Collect all lines from the records below that include the word "PRACTICE".
# # # # # # #
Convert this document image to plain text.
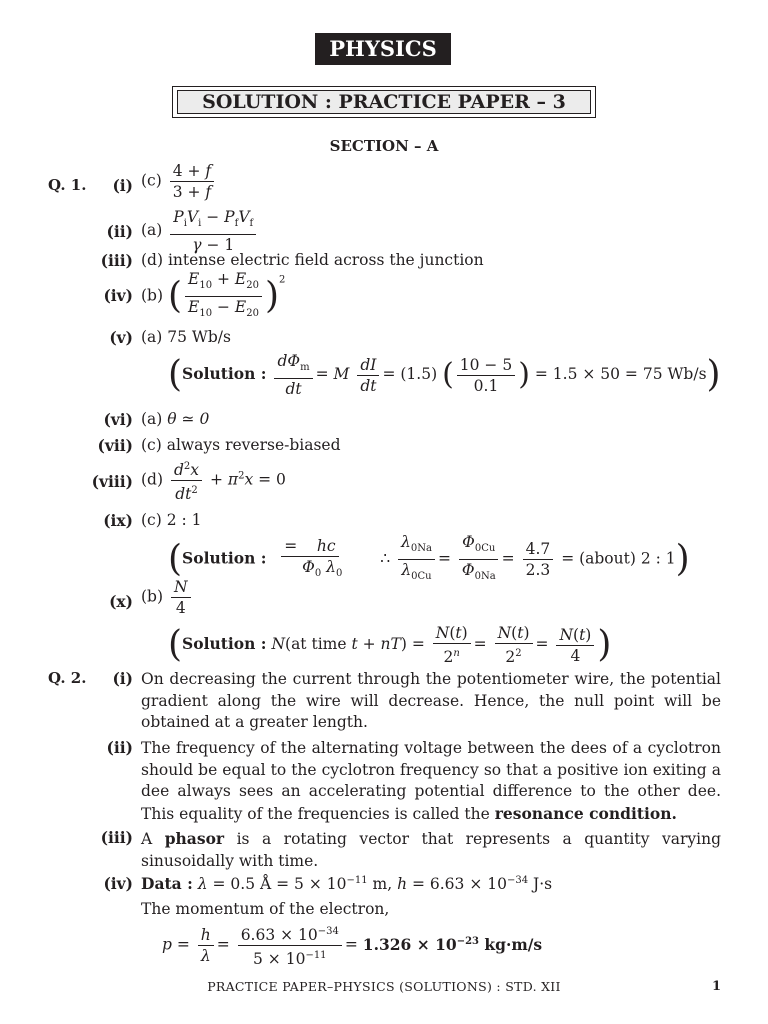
PHYSICS
SOLUTION : PRACTICE PAPER – 3
SECTION – A
Q. 1.	(i) $(c) \frac{4 + f}{3 + f}$
(ii) $(a) \frac{P_iV_i - P_fV_f}{\gamma - 1}$
(iii) (d) intense electric field across the junction
(iv) (b) ( $\frac{E_{10} + E_{20}}{E_{10} - E_{20}} )^2$
(v) (a) 75 Wb/s
(Solution : $\frac{d\Phi_m}{dt} = M \frac{dI}{dt} = (1.5)$ ( $\frac{10 - 5}{0.1}$ ) = 1.5 × 50 = 75 Wb/s)
(vi) (a) θ ≃ 0
(vii) (c) always reverse-biased
(viii) $(d) \frac{d^2x}{dt^2} + \pi^2x = 0$
(ix) (c) 2 : 1
(Solution : $\frac{= hc}{\Phi_0 \lambda_0}$ ∴ $\frac{\lambda_{0Na}}{\lambda_{0Cu}} = \frac{\Phi_{0Cu}}{\Phi_{0Na}} = \frac{4.7}{2.3}$ = (about) 2 : 1)
(x) $(b) \frac{N}{4}$
(Solution : N(at time $t + nT) = \frac{N(t)}{2^n} = \frac{N(t)}{2^2} = \frac{N(t)}{4}$ )
Q. 2.	(i) On decreasing the current through the potentiometer wire, the potential gradient along the wire will decrease. Hence, the null point will be obtained at a greater length.
(ii) The frequency of the alternating voltage between the dees of a cyclotron should be equal to the cyclotron frequency so that a positive ion exiting a dee always sees an accelerating potential difference to the other dee. This equality of the frequencies is called the resonance condition.
(iii) A phasor is a rotating vector that represents a quantity varying sinusoidally with time.
(iv) Data : λ = 0.5 Å = $5 \times 10^{-11}$ m, $h = 6.63 \times 10^{-34}$ J·s
The momentum of the electron,
$p = \frac{h}{\lambda} = \frac{6.63 \times 10^{-34}}{5 \times 10^{-11}} = 1.326 \times 10^{-23}$ kg·m/s
PRACTICE PAPER–PHYSICS (SOLUTIONS) : STD. XII	1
# # # # # # #
FULL OUTPUT »
SOLUTION : PRACTICE PAPER – 3
PRACTICE PAPER–PHYSICS (SOLUTIONS) : STD. XII	1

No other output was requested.